**What you need to do:**
Filter the data below for the string "knew" and copy each matching line.

[Start of Exercise material]

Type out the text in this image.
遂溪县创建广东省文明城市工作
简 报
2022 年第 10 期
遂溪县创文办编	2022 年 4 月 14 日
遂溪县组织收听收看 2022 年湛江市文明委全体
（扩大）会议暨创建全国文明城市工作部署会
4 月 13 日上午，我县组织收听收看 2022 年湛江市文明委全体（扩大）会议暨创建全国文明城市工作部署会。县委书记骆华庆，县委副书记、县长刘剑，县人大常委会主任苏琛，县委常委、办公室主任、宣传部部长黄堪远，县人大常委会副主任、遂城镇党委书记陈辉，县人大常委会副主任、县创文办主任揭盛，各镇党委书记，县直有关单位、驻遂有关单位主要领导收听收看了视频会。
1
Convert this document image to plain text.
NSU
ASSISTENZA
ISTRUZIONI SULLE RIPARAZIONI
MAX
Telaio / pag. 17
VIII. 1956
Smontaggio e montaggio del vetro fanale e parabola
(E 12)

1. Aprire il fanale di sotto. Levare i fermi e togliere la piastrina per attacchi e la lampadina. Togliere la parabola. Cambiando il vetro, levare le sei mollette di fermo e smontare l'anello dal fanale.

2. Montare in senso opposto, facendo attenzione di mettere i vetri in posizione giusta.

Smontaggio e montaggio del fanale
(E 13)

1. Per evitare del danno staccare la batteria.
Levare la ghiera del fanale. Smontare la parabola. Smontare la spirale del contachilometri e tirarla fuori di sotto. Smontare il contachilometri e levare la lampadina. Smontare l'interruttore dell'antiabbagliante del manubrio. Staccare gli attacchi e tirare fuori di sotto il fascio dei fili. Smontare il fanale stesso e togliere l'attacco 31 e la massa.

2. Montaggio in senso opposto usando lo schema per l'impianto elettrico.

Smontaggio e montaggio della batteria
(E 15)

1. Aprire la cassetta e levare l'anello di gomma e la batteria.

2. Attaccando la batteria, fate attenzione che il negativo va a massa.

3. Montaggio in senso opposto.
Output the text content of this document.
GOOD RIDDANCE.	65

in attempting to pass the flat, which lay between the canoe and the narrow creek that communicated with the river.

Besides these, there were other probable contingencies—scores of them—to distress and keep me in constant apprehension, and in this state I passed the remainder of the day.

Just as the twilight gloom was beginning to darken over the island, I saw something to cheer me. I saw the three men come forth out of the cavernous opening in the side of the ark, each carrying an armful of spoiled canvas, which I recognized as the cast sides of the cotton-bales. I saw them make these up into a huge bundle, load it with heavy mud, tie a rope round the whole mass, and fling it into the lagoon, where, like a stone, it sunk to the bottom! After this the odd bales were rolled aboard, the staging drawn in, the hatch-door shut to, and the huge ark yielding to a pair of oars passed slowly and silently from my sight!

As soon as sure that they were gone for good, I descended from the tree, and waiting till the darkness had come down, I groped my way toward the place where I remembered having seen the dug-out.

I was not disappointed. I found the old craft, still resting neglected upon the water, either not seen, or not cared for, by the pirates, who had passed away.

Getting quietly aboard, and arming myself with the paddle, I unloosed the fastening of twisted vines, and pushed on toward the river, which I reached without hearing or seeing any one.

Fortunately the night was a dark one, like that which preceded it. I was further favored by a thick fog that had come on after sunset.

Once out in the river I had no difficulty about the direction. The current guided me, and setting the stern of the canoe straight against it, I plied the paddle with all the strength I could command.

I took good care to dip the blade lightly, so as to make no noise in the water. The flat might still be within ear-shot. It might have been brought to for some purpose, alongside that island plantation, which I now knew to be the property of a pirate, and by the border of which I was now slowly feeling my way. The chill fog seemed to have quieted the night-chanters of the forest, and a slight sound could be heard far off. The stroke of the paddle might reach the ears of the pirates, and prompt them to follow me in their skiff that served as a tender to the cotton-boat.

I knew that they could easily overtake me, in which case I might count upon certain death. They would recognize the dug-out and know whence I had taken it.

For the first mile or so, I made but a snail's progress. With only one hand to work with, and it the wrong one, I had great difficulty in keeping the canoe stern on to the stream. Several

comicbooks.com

[End of Exercise material]

**Answer to this problem:**
I took good care to dip the blade lightly, so as to make no noise in the water. The flat might still be within ear-shot. It might have been brought to for some purpose, alongside that island plantation, which I now knew to be the property of a pirate, and by the border of which I was now slowly feeling my way. The chill fog seemed to have quieted the night-chanters of the forest, and a slight sound could be heard far off. The stroke of the paddle might reach the ears of the pirates, and prompt them to follow me in their skiff that served as a tender to the cotton-boat.
I knew that they could easily overtake me, in which case I might count upon certain death. They would recognize the dug-out and know whence I had taken it.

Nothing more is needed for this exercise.